**WORK TASK:** Once the pictures are removed, return each record below exactly as written.

**EXTRACTED RECORDS:**
----------------

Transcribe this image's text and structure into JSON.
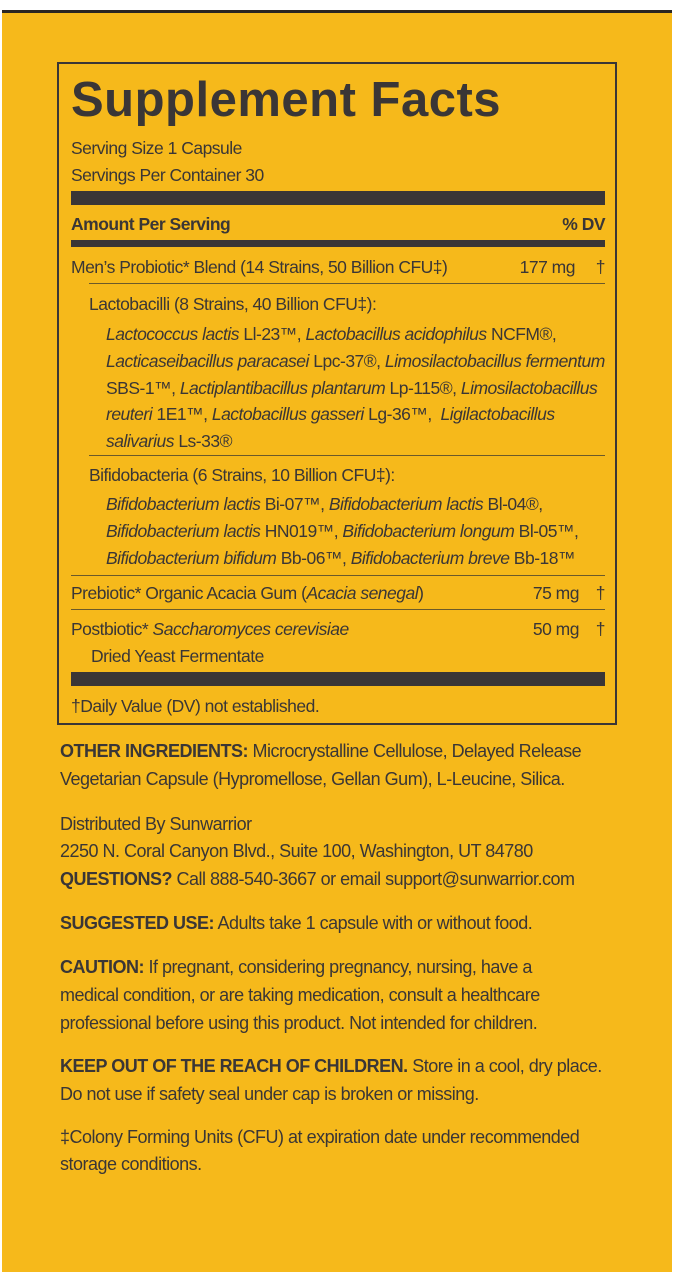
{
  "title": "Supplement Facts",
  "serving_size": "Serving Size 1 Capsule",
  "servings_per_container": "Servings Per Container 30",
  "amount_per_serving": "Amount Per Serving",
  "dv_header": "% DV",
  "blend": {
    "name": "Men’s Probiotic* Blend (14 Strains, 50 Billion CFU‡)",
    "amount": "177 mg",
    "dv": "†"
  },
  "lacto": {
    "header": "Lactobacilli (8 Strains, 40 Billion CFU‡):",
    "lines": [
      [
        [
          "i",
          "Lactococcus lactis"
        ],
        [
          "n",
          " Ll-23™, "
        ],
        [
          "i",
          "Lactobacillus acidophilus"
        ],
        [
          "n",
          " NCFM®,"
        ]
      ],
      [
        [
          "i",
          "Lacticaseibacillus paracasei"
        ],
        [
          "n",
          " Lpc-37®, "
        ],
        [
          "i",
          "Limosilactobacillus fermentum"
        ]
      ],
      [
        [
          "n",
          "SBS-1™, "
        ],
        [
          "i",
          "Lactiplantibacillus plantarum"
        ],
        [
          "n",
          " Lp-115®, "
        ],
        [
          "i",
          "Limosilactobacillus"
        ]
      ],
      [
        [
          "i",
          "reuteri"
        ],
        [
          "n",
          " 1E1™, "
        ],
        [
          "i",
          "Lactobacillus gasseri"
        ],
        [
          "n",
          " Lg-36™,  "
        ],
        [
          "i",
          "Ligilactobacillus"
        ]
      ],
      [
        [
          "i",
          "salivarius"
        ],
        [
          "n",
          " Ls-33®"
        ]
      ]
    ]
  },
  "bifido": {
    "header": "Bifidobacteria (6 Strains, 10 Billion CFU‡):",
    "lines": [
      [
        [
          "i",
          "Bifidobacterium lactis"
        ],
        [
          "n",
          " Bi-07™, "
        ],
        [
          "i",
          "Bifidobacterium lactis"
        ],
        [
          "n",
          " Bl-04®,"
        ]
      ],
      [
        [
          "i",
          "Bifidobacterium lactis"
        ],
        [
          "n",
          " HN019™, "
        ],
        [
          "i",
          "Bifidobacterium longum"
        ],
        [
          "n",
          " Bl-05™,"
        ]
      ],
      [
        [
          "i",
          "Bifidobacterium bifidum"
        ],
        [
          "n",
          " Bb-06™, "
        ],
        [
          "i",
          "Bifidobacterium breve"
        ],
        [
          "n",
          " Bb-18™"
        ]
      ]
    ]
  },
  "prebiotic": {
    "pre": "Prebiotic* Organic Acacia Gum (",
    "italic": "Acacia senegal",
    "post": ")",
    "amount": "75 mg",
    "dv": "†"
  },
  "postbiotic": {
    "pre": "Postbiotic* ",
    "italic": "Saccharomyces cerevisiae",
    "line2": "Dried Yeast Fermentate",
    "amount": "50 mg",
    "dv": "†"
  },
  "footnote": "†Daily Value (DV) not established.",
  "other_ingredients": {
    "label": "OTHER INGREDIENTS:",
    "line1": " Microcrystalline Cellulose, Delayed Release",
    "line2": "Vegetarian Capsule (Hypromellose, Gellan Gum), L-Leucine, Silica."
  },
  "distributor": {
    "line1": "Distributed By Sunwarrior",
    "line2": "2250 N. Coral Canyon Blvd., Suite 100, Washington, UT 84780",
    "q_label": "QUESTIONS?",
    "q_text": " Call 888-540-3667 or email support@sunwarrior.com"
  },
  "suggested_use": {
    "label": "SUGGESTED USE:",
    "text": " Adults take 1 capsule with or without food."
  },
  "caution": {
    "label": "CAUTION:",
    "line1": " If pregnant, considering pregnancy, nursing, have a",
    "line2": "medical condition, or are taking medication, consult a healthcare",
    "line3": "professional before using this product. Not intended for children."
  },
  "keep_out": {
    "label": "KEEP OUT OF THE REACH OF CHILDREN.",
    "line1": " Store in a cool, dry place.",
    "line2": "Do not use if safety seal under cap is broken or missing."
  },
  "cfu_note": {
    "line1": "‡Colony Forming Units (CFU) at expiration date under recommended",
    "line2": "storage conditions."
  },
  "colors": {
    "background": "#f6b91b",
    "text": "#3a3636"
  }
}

----------------

**RESULT OF THE TASK:**
Transcribe this image's text and structure into JSON.
{
  "title": "Supplement Facts",
  "serving_size": "Serving Size 1 Capsule",
  "servings_per_container": "Servings Per Container 30",
  "amount_per_serving": "Amount Per Serving",
  "dv_header": "% DV",
  "blend": {
    "name": "Men’s Probiotic* Blend (14 Strains, 50 Billion CFU‡)",
    "amount": "177 mg",
    "dv": "†"
  },
  "lacto": {
    "header": "Lactobacilli (8 Strains, 40 Billion CFU‡):",
    "lines": [
      [
        [
          "i",
          "Lactococcus lactis"
        ],
        [
          "n",
          " Ll-23™, "
        ],
        [
          "i",
          "Lactobacillus acidophilus"
        ],
        [
          "n",
          " NCFM®,"
        ]
      ],
      [
        [
          "i",
          "Lacticaseibacillus paracasei"
        ],
        [
          "n",
          " Lpc-37®, "
        ],
        [
          "i",
          "Limosilactobacillus fermentum"
        ]
      ],
      [
        [
          "n",
          "SBS-1™, "
        ],
        [
          "i",
          "Lactiplantibacillus plantarum"
        ],
        [
          "n",
          " Lp-115®, "
        ],
        [
          "i",
          "Limosilactobacillus"
        ]
      ],
      [
        [
          "i",
          "reuteri"
        ],
        [
          "n",
          " 1E1™, "
        ],
        [
          "i",
          "Lactobacillus gasseri"
        ],
        [
          "n",
          " Lg-36™,  "
        ],
        [
          "i",
          "Ligilactobacillus"
        ]
      ],
      [
        [
          "i",
          "salivarius"
        ],
        [
          "n",
          " Ls-33®"
        ]
      ]
    ]
  },
  "bifido": {
    "header": "Bifidobacteria (6 Strains, 10 Billion CFU‡):",
    "lines": [
      [
        [
          "i",
          "Bifidobacterium lactis"
        ],
        [
          "n",
          " Bi-07™, "
        ],
        [
          "i",
          "Bifidobacterium lactis"
        ],
        [
          "n",
          " Bl-04®,"
        ]
      ],
      [
        [
          "i",
          "Bifidobacterium lactis"
        ],
        [
          "n",
          " HN019™, "
        ],
        [
          "i",
          "Bifidobacterium longum"
        ],
        [
          "n",
          " Bl-05™,"
        ]
      ],
      [
        [
          "i",
          "Bifidobacterium bifidum"
        ],
        [
          "n",
          " Bb-06™, "
        ],
        [
          "i",
          "Bifidobacterium breve"
        ],
        [
          "n",
          " Bb-18™"
        ]
      ]
    ]
  },
  "prebiotic": {
    "pre": "Prebiotic* Organic Acacia Gum (",
    "italic": "Acacia senegal",
    "post": ")",
    "amount": "75 mg",
    "dv": "†"
  },
  "postbiotic": {
    "pre": "Postbiotic* ",
    "italic": "Saccharomyces cerevisiae",
    "line2": "Dried Yeast Fermentate",
    "amount": "50 mg",
    "dv": "†"
  },
  "footnote": "†Daily Value (DV) not established.",
  "other_ingredients": {
    "label": "OTHER INGREDIENTS:",
    "line1": " Microcrystalline Cellulose, Delayed Release",
    "line2": "Vegetarian Capsule (Hypromellose, Gellan Gum), L-Leucine, Silica."
  },
  "distributor": {
    "line1": "Distributed By Sunwarrior",
    "line2": "2250 N. Coral Canyon Blvd., Suite 100, Washington, UT 84780",
    "q_label": "QUESTIONS?",
    "q_text": " Call 888-540-3667 or email support@sunwarrior.com"
  },
  "suggested_use": {
    "label": "SUGGESTED USE:",
    "text": " Adults take 1 capsule with or without food."
  },
  "caution": {
    "label": "CAUTION:",
    "line1": " If pregnant, considering pregnancy, nursing, have a",
    "line2": "medical condition, or are taking medication, consult a healthcare",
    "line3": "professional before using this product. Not intended for children."
  },
  "keep_out": {
    "label": "KEEP OUT OF THE REACH OF CHILDREN.",
    "line1": " Store in a cool, dry place.",
    "line2": "Do not use if safety seal under cap is broken or missing."
  },
  "cfu_note": {
    "line1": "‡Colony Forming Units (CFU) at expiration date under recommended",
    "line2": "storage conditions."
  },
  "colors": {
    "background": "#f6b91b",
    "text": "#3a3636"
  }
}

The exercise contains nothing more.